- **EXERCISE DIRECTIONS**:
Return each line containing the string "capacity".

Start of RECORDS FOR THE TASK

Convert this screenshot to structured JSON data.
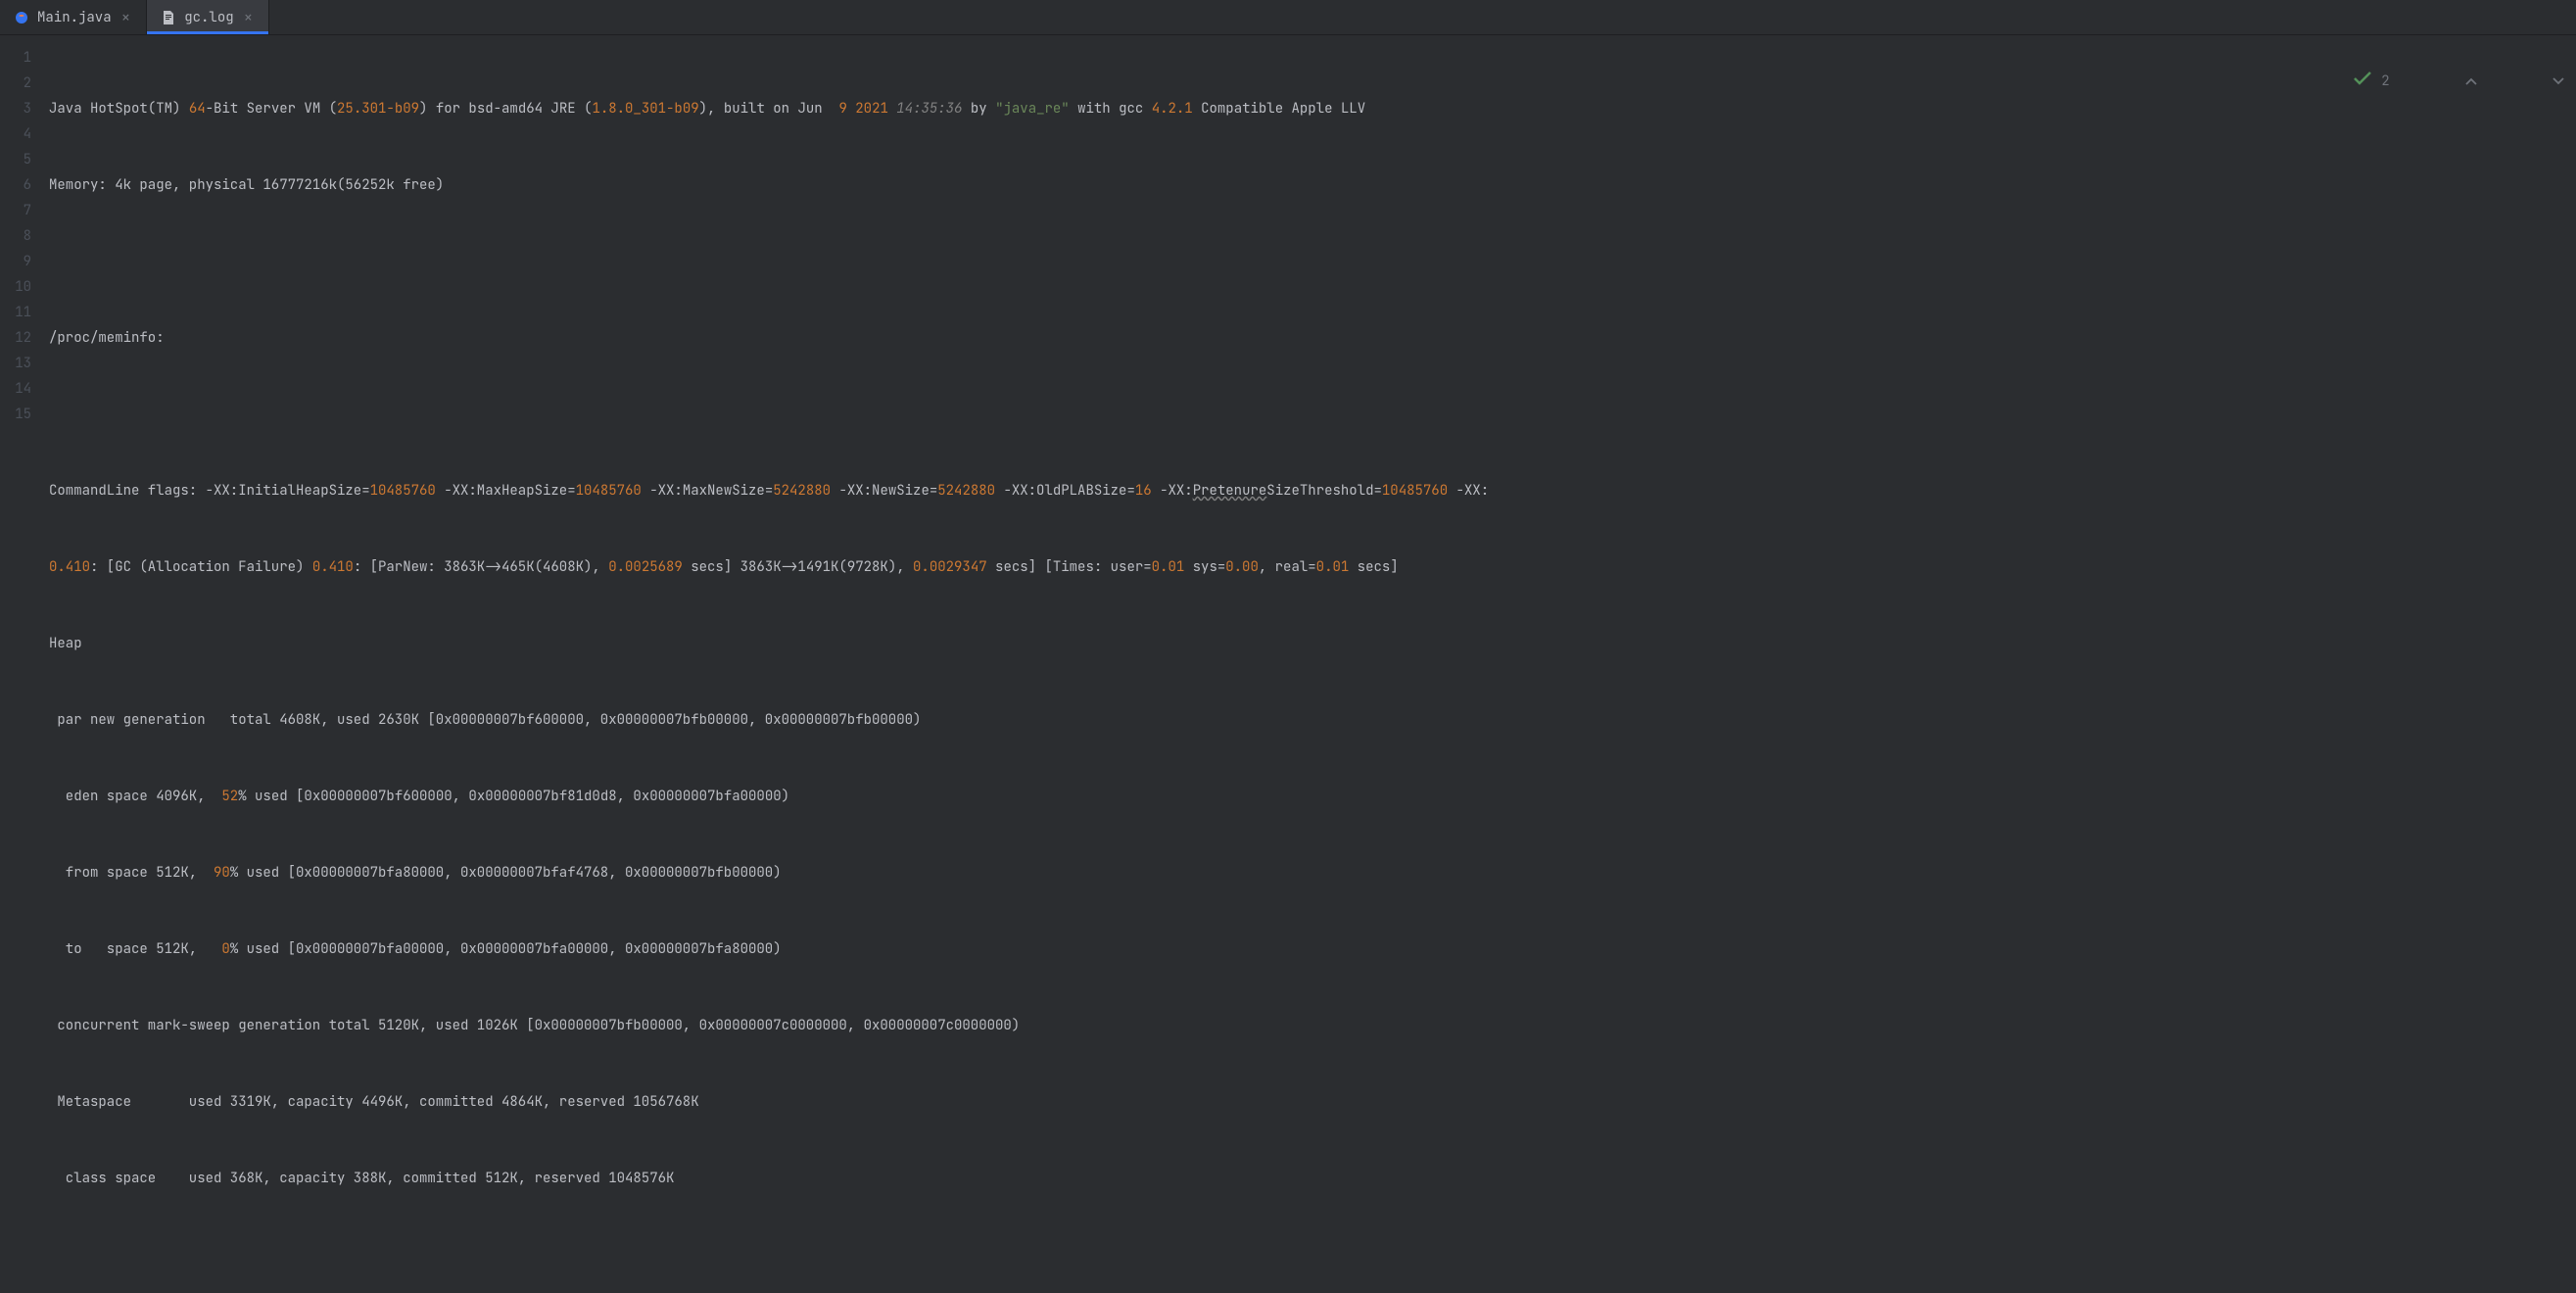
{
  "tabs": [
    {
      "label": "Main.java",
      "active": false,
      "icon": "java"
    },
    {
      "label": "gc.log",
      "active": true,
      "icon": "file"
    }
  ],
  "gutter_lines": [
    "1",
    "2",
    "3",
    "4",
    "5",
    "6",
    "7",
    "8",
    "9",
    "10",
    "11",
    "12",
    "13",
    "14",
    "15"
  ],
  "line1": {
    "p1": "Java HotSpot(TM) ",
    "n64": "64",
    "p2": "-Bit Server VM (",
    "ver": "25.301-b09",
    "p3": ") for bsd-amd64 JRE (",
    "jre": "1.8.0_301-b09",
    "p4": "), built on Jun  ",
    "day": "9",
    "p5": " ",
    "year": "2021",
    "p6": " ",
    "time": "14:35:36",
    "p7": " by ",
    "user": "\"java_re\"",
    "p8": " with gcc ",
    "gcc": "4.2.1",
    "p9": " Compatible Apple LLV"
  },
  "line2": "Memory: 4k page, physical 16777216k(56252k free)",
  "line4": "/proc/meminfo:",
  "line6": {
    "p1": "CommandLine flags: -XX:InitialHeapSize=",
    "v1": "10485760",
    "p2": " -XX:MaxHeapSize=",
    "v2": "10485760",
    "p3": " -XX:MaxNewSize=",
    "v3": "5242880",
    "p4": " -XX:NewSize=",
    "v4": "5242880",
    "p5": " -XX:OldPLABSize=",
    "v5": "16",
    "p6": " -XX:",
    "pret": "Pretenure",
    "p6b": "SizeThreshold=",
    "v6": "10485760",
    "p7": " -XX:"
  },
  "line7": {
    "t1": "0.410",
    "p1": ": [GC (Allocation Failure) ",
    "t2": "0.410",
    "p2": ": [ParNew: 3863K->465K(4608K), ",
    "s1": "0.0025689",
    "p3": " secs] 3863K->1491K(9728K), ",
    "s2": "0.0029347",
    "p4": " secs] [Times: user=",
    "u1": "0.01",
    "p5": " sys=",
    "u2": "0.00",
    "p6": ", real=",
    "u3": "0.01",
    "p7": " secs]"
  },
  "line8": "Heap",
  "line9": " par new generation   total 4608K, used 2630K [0x00000007bf600000, 0x00000007bfb00000, 0x00000007bfb00000)",
  "line10": {
    "p1": "  eden space 4096K,  ",
    "pct": "52",
    "p2": "% used [0x00000007bf600000, 0x00000007bf81d0d8, 0x00000007bfa00000)"
  },
  "line11": {
    "p1": "  from space 512K,  ",
    "pct": "90",
    "p2": "% used [0x00000007bfa80000, 0x00000007bfaf4768, 0x00000007bfb00000)"
  },
  "line12": {
    "p1": "  to   space 512K,   ",
    "pct": "0",
    "p2": "% used [0x00000007bfa00000, 0x00000007bfa00000, 0x00000007bfa80000)"
  },
  "line13": " concurrent mark-sweep generation total 5120K, used 1026K [0x00000007bfb00000, 0x00000007c0000000, 0x00000007c0000000)",
  "line14": " Metaspace       used 3319K, capacity 4496K, committed 4864K, reserved 1056768K",
  "line15": "  class space    used 368K, capacity 388K, committed 512K, reserved 1048576K",
  "widgets": {
    "count": "2"
  }
}
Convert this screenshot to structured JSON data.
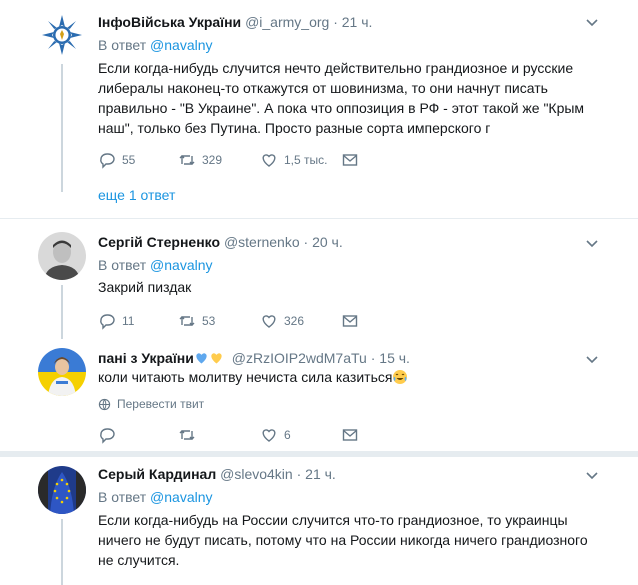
{
  "colors": {
    "accent": "#1b95e0",
    "muted": "#657786",
    "text": "#14171a",
    "divider": "#e6ecf0",
    "heart_blue": "#5fa8ee",
    "heart_yellow": "#ffcc4d"
  },
  "tweets": [
    {
      "name": "ІнфоВійська України",
      "handle": "@i_army_org",
      "dot": "·",
      "time": "21 ч.",
      "reply_prefix": "В ответ ",
      "reply_mention": "@navalny",
      "text": "Если когда-нибудь случится нечто действительно грандиозное и русские либералы наконец-то откажутся от шовинизма, то они начнут писать правильно - \"В Украине\". А пока что оппозиция в РФ - этот такой же \"Крым наш\", только без Путина. Просто разные сорта имперского г",
      "replies": "55",
      "retweets": "329",
      "likes": "1,5 тыс.",
      "more_replies": "еще 1 ответ",
      "avatar_icon": "shield-emblem-icon"
    },
    {
      "name": "Сергій Стерненко",
      "handle": "@sternenko",
      "dot": "·",
      "time": "20 ч.",
      "reply_prefix": "В ответ ",
      "reply_mention": "@navalny",
      "text": "Закрий пиздак",
      "replies": "11",
      "retweets": "53",
      "likes": "326",
      "avatar_icon": "person-photo-icon"
    },
    {
      "name": "пані з України",
      "handle": "@zRzIOIP2wdM7aTu",
      "dot": "·",
      "time": "15 ч.",
      "text": "коли читають молитву нечиста сила казиться",
      "translate": "Перевести твит",
      "replies": "",
      "retweets": "",
      "likes": "6",
      "avatar_icon": "person-flag-photo-icon"
    },
    {
      "name": "Серый Кардинал",
      "handle": "@slevo4kin",
      "dot": "·",
      "time": "21 ч.",
      "reply_prefix": "В ответ ",
      "reply_mention": "@navalny",
      "text": "Если когда-нибудь на России случится что-то грандиозное, то украинцы ничего не будут писать, потому что на России никогда ничего грандиозного не случится.",
      "avatar_icon": "eu-flag-figure-icon"
    }
  ]
}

End of RECORDS FOR THE TASK

- **FINAL ANSWER**:
  "line14": " Metaspace       used 3319K, capacity 4496K, committed 4864K, reserved 1056768K",
  "line15": "  class space    used 368K, capacity 388K, committed 512K, reserved 1048576K",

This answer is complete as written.